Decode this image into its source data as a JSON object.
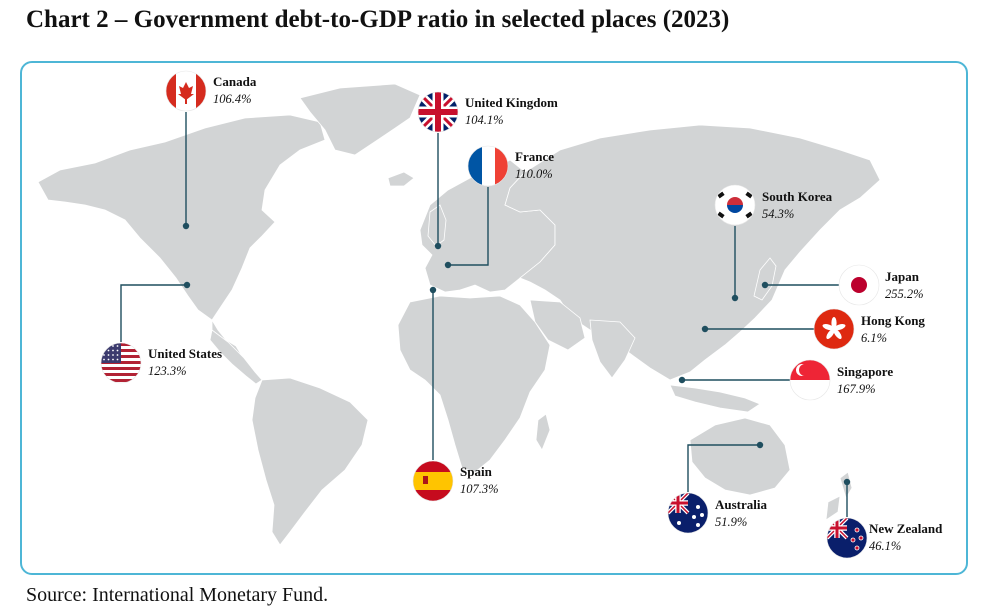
{
  "title": "Chart 2 – Government debt-to-GDP ratio in selected places (2023)",
  "source": "Source: International Monetary Fund.",
  "colors": {
    "frame": "#4db6d6",
    "land": "#d2d4d5",
    "leader": "#1f4e5f",
    "dot": "#1f4e5f"
  },
  "chart_data": {
    "type": "map",
    "title": "Chart 2 – Government debt-to-GDP ratio in selected places (2023)",
    "unit": "%",
    "entries": [
      {
        "key": "canada",
        "name": "Canada",
        "value": 106.4,
        "value_label": "106.4%",
        "flag": "canada"
      },
      {
        "key": "uk",
        "name": "United Kingdom",
        "value": 104.1,
        "value_label": "104.1%",
        "flag": "uk"
      },
      {
        "key": "france",
        "name": "France",
        "value": 110.0,
        "value_label": "110.0%",
        "flag": "france"
      },
      {
        "key": "skorea",
        "name": "South Korea",
        "value": 54.3,
        "value_label": "54.3%",
        "flag": "south-korea"
      },
      {
        "key": "japan",
        "name": "Japan",
        "value": 255.2,
        "value_label": "255.2%",
        "flag": "japan"
      },
      {
        "key": "hk",
        "name": "Hong Kong",
        "value": 6.1,
        "value_label": "6.1%",
        "flag": "hong-kong"
      },
      {
        "key": "sg",
        "name": "Singapore",
        "value": 167.9,
        "value_label": "167.9%",
        "flag": "singapore"
      },
      {
        "key": "us",
        "name": "United States",
        "value": 123.3,
        "value_label": "123.3%",
        "flag": "usa"
      },
      {
        "key": "spain",
        "name": "Spain",
        "value": 107.3,
        "value_label": "107.3%",
        "flag": "spain"
      },
      {
        "key": "au",
        "name": "Australia",
        "value": 51.9,
        "value_label": "51.9%",
        "flag": "australia"
      },
      {
        "key": "nz",
        "name": "New Zealand",
        "value": 46.1,
        "value_label": "46.1%",
        "flag": "new-zealand"
      }
    ]
  }
}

────────────────────

Requirements: Each line of the data is to be duplicated exactly; pictures stay out of the copy.

Solved exercise:
Decode this image into its source data as a JSON object.
{
  "title": "Chart 2 – Government debt-to-GDP ratio in selected places (2023)",
  "source": "Source: International Monetary Fund.",
  "colors": {
    "frame": "#4db6d6",
    "land": "#d2d4d5",
    "leader": "#1f4e5f",
    "dot": "#1f4e5f"
  },
  "chart_data": {
    "type": "map",
    "title": "Chart 2 – Government debt-to-GDP ratio in selected places (2023)",
    "unit": "%",
    "entries": [
      {
        "key": "canada",
        "name": "Canada",
        "value": 106.4,
        "value_label": "106.4%",
        "flag": "canada"
      },
      {
        "key": "uk",
        "name": "United Kingdom",
        "value": 104.1,
        "value_label": "104.1%",
        "flag": "uk"
      },
      {
        "key": "france",
        "name": "France",
        "value": 110.0,
        "value_label": "110.0%",
        "flag": "france"
      },
      {
        "key": "skorea",
        "name": "South Korea",
        "value": 54.3,
        "value_label": "54.3%",
        "flag": "south-korea"
      },
      {
        "key": "japan",
        "name": "Japan",
        "value": 255.2,
        "value_label": "255.2%",
        "flag": "japan"
      },
      {
        "key": "hk",
        "name": "Hong Kong",
        "value": 6.1,
        "value_label": "6.1%",
        "flag": "hong-kong"
      },
      {
        "key": "sg",
        "name": "Singapore",
        "value": 167.9,
        "value_label": "167.9%",
        "flag": "singapore"
      },
      {
        "key": "us",
        "name": "United States",
        "value": 123.3,
        "value_label": "123.3%",
        "flag": "usa"
      },
      {
        "key": "spain",
        "name": "Spain",
        "value": 107.3,
        "value_label": "107.3%",
        "flag": "spain"
      },
      {
        "key": "au",
        "name": "Australia",
        "value": 51.9,
        "value_label": "51.9%",
        "flag": "australia"
      },
      {
        "key": "nz",
        "name": "New Zealand",
        "value": 46.1,
        "value_label": "46.1%",
        "flag": "new-zealand"
      }
    ]
  }
}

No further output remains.